*Exercise brief*
Every entry here needs to be repeated exactly.

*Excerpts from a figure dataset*

○ ○ ○ ○

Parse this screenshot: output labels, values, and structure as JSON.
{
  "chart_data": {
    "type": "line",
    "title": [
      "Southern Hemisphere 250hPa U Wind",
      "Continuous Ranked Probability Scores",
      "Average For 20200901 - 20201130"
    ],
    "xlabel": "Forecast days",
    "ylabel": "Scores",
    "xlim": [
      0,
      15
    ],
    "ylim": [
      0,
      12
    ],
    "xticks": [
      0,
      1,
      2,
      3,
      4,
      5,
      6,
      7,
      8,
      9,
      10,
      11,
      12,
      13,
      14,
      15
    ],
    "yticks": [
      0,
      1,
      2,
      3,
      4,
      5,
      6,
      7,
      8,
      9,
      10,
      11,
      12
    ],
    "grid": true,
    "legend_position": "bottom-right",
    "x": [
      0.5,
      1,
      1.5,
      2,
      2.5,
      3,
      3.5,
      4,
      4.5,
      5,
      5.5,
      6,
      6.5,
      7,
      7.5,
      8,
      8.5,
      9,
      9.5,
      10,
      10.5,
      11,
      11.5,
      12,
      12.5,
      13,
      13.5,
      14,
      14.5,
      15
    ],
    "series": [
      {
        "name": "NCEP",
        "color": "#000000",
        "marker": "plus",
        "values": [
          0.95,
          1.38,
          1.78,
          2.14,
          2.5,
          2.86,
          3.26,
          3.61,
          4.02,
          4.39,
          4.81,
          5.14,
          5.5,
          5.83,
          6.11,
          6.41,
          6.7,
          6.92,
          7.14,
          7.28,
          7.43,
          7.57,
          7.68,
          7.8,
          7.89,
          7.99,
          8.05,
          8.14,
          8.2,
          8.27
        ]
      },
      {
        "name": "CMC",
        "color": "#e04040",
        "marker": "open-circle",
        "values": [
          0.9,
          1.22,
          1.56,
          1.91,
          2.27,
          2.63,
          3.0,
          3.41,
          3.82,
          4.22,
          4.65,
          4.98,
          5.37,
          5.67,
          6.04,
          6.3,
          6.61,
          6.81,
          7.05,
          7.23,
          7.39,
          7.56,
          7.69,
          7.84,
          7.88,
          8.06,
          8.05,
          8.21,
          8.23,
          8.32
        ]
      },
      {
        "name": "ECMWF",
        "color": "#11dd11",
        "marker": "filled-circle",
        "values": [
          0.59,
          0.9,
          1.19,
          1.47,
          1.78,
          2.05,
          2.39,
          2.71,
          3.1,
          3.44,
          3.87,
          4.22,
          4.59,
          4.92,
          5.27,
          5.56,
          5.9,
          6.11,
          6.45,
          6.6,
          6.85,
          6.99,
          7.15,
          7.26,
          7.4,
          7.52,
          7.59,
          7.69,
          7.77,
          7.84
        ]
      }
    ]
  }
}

○ ○ ○ ○

*Expected output*
Parse this screenshot: output labels, values, and structure as JSON.
{
  "chart_data": {
    "type": "line",
    "title": [
      "Southern Hemisphere 250hPa U Wind",
      "Continuous Ranked Probability Scores",
      "Average For 20200901 - 20201130"
    ],
    "xlabel": "Forecast days",
    "ylabel": "Scores",
    "xlim": [
      0,
      15
    ],
    "ylim": [
      0,
      12
    ],
    "xticks": [
      0,
      1,
      2,
      3,
      4,
      5,
      6,
      7,
      8,
      9,
      10,
      11,
      12,
      13,
      14,
      15
    ],
    "yticks": [
      0,
      1,
      2,
      3,
      4,
      5,
      6,
      7,
      8,
      9,
      10,
      11,
      12
    ],
    "grid": true,
    "legend_position": "bottom-right",
    "x": [
      0.5,
      1,
      1.5,
      2,
      2.5,
      3,
      3.5,
      4,
      4.5,
      5,
      5.5,
      6,
      6.5,
      7,
      7.5,
      8,
      8.5,
      9,
      9.5,
      10,
      10.5,
      11,
      11.5,
      12,
      12.5,
      13,
      13.5,
      14,
      14.5,
      15
    ],
    "series": [
      {
        "name": "NCEP",
        "color": "#000000",
        "marker": "plus",
        "values": [
          0.95,
          1.38,
          1.78,
          2.14,
          2.5,
          2.86,
          3.26,
          3.61,
          4.02,
          4.39,
          4.81,
          5.14,
          5.5,
          5.83,
          6.11,
          6.41,
          6.7,
          6.92,
          7.14,
          7.28,
          7.43,
          7.57,
          7.68,
          7.8,
          7.89,
          7.99,
          8.05,
          8.14,
          8.2,
          8.27
        ]
      },
      {
        "name": "CMC",
        "color": "#e04040",
        "marker": "open-circle",
        "values": [
          0.9,
          1.22,
          1.56,
          1.91,
          2.27,
          2.63,
          3.0,
          3.41,
          3.82,
          4.22,
          4.65,
          4.98,
          5.37,
          5.67,
          6.04,
          6.3,
          6.61,
          6.81,
          7.05,
          7.23,
          7.39,
          7.56,
          7.69,
          7.84,
          7.88,
          8.06,
          8.05,
          8.21,
          8.23,
          8.32
        ]
      },
      {
        "name": "ECMWF",
        "color": "#11dd11",
        "marker": "filled-circle",
        "values": [
          0.59,
          0.9,
          1.19,
          1.47,
          1.78,
          2.05,
          2.39,
          2.71,
          3.1,
          3.44,
          3.87,
          4.22,
          4.59,
          4.92,
          5.27,
          5.56,
          5.9,
          6.11,
          6.45,
          6.6,
          6.85,
          6.99,
          7.15,
          7.26,
          7.4,
          7.52,
          7.59,
          7.69,
          7.77,
          7.84
        ]
      }
    ]
  }
}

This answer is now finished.